▶ _The exercise_: Copy the data exactly as it appears, and do not include any pictures.

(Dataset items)

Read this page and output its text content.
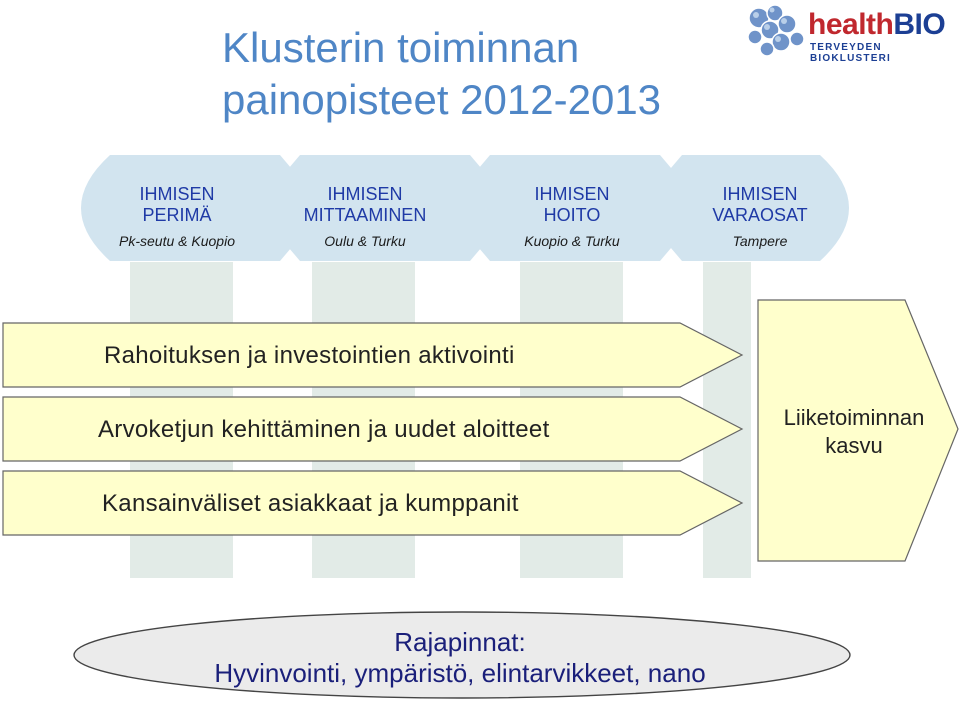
Klusterin toiminnan
painopisteet 2012-2013
healthBIO
TERVEYDEN BIOKLUSTERI
IHMISEN
PERIMÄ
Pk-seutu & Kuopio
IHMISEN
MITTAAMINEN
Oulu & Turku
IHMISEN
HOITO
Kuopio & Turku
IHMISEN
VARAOSAT
Tampere
Rahoituksen ja investointien aktivointi
Arvoketjun kehittäminen ja uudet aloitteet
Kansainväliset asiakkaat ja kumppanit
Liiketoiminnan
kasvu
Rajapinnat:
Hyvinvointi, ympäristö, elintarvikkeet, nano
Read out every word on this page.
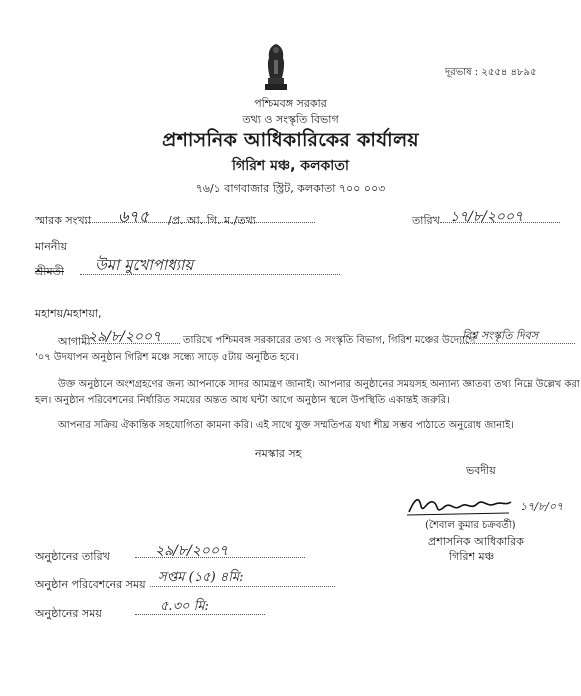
দূরভাষ : ২৫৫৪ ৪৮৯৫
পশ্চিমবঙ্গ সরকার
তথ্য ও সংস্কৃতি বিভাগ
প্রশাসনিক আধিকারিকের কার্যালয়
গিরিশ মঞ্চ, কলকাতা
৭৬/১ বাগবাজার স্ট্রিট, কলকাতা ৭০০ ০০৩
স্মারক সংখ্যা ৬৭৫ /প্র. আ. গি. ম./তথ্য	তারিখ ১৭/৮/২০০৭
মাননীয়
শ্রীমতী উমা মুখোপাধ্যায়
মহাশয়/মহাশয়া,
আগামী
২৯/৮/২০০৭ তারিখে পশ্চিমবঙ্গ সরকারের তথ্য ও সংস্কৃতি বিভাগ, গিরিশ মঞ্চের উদ্যোগে
বিশ্ব সংস্কৃতি দিবস
'০৭ উদযাপন অনুষ্ঠান গিরিশ মঞ্চে সন্ধ্যে সাড়ে ৫টায় অনুষ্ঠিত হবে।
উক্ত অনুষ্ঠানে অংশগ্রহণের জন্য আপনাকে সাদর আমন্ত্রণ জানাই। আপনার অনুষ্ঠানের সময়সহ অন্যান্য জ্ঞাতব্য তথ্য নিম্নে উল্লেখ করা
হল। অনুষ্ঠান পরিবেশনের নির্ধারিত সময়ের অন্তত আধ ঘন্টা আগে অনুষ্ঠান স্থলে উপস্থিতি একান্তই জরুরি।
আপনার সক্রিয় ঐকান্তিক সহযোগিতা কামনা করি। এই সাথে যুক্ত সম্মতিপত্র যথা শীঘ্র সম্ভব পাঠাতে অনুরোধ জানাই।
নমস্কার সহ
ভবদীয়
১৭/৮/০৭
(শৈবাল কুমার চক্রবর্তী)
প্রশাসনিক আধিকারিক
গিরিশ মঞ্চ
অনুষ্ঠানের তারিখ	২৯/৮/২০০৭
অনুষ্ঠান পরিবেশনের সময় সপ্তম (১৫) ৪মি:
অনুষ্ঠানের সময়	৫.৩০ মি:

▶ _In response_:
Read this page and output its text content.
Klusterin toiminnan
painopisteet 2012-2013
healthBIO
TERVEYDEN BIOKLUSTERI
IHMISEN
PERIMÄ
Pk-seutu & Kuopio
IHMISEN
MITTAAMINEN
Oulu & Turku
IHMISEN
HOITO
Kuopio & Turku
IHMISEN
VARAOSAT
Tampere
Rahoituksen ja investointien aktivointi
Arvoketjun kehittäminen ja uudet aloitteet
Kansainväliset asiakkaat ja kumppanit
Liiketoiminnan
kasvu
Rajapinnat:
Hyvinvointi, ympäristö, elintarvikkeet, nano
Read out every word on this page.
দূরভাষ : ২৫৫৪ ৪৮৯৫
পশ্চিমবঙ্গ সরকার
তথ্য ও সংস্কৃতি বিভাগ
প্রশাসনিক আধিকারিকের কার্যালয়
গিরিশ মঞ্চ, কলকাতা
৭৬/১ বাগবাজার স্ট্রিট, কলকাতা ৭০০ ০০৩
স্মারক সংখ্যা ৬৭৫ /প্র. আ. গি. ম./তথ্য	তারিখ ১৭/৮/২০০৭
মাননীয়
শ্রীমতী উমা মুখোপাধ্যায়
মহাশয়/মহাশয়া,
আগামী
২৯/৮/২০০৭ তারিখে পশ্চিমবঙ্গ সরকারের তথ্য ও সংস্কৃতি বিভাগ, গিরিশ মঞ্চের উদ্যোগে
বিশ্ব সংস্কৃতি দিবস
'০৭ উদযাপন অনুষ্ঠান গিরিশ মঞ্চে সন্ধ্যে সাড়ে ৫টায় অনুষ্ঠিত হবে।
উক্ত অনুষ্ঠানে অংশগ্রহণের জন্য আপনাকে সাদর আমন্ত্রণ জানাই। আপনার অনুষ্ঠানের সময়সহ অন্যান্য জ্ঞাতব্য তথ্য নিম্নে উল্লেখ করা
হল। অনুষ্ঠান পরিবেশনের নির্ধারিত সময়ের অন্তত আধ ঘন্টা আগে অনুষ্ঠান স্থলে উপস্থিতি একান্তই জরুরি।
আপনার সক্রিয় ঐকান্তিক সহযোগিতা কামনা করি। এই সাথে যুক্ত সম্মতিপত্র যথা শীঘ্র সম্ভব পাঠাতে অনুরোধ জানাই।
নমস্কার সহ
ভবদীয়
১৭/৮/০৭
(শৈবাল কুমার চক্রবর্তী)
প্রশাসনিক আধিকারিক
গিরিশ মঞ্চ
অনুষ্ঠানের তারিখ	২৯/৮/২০০৭
অনুষ্ঠান পরিবেশনের সময় সপ্তম (১৫) ৪মি:
অনুষ্ঠানের সময়	৫.৩০ মি:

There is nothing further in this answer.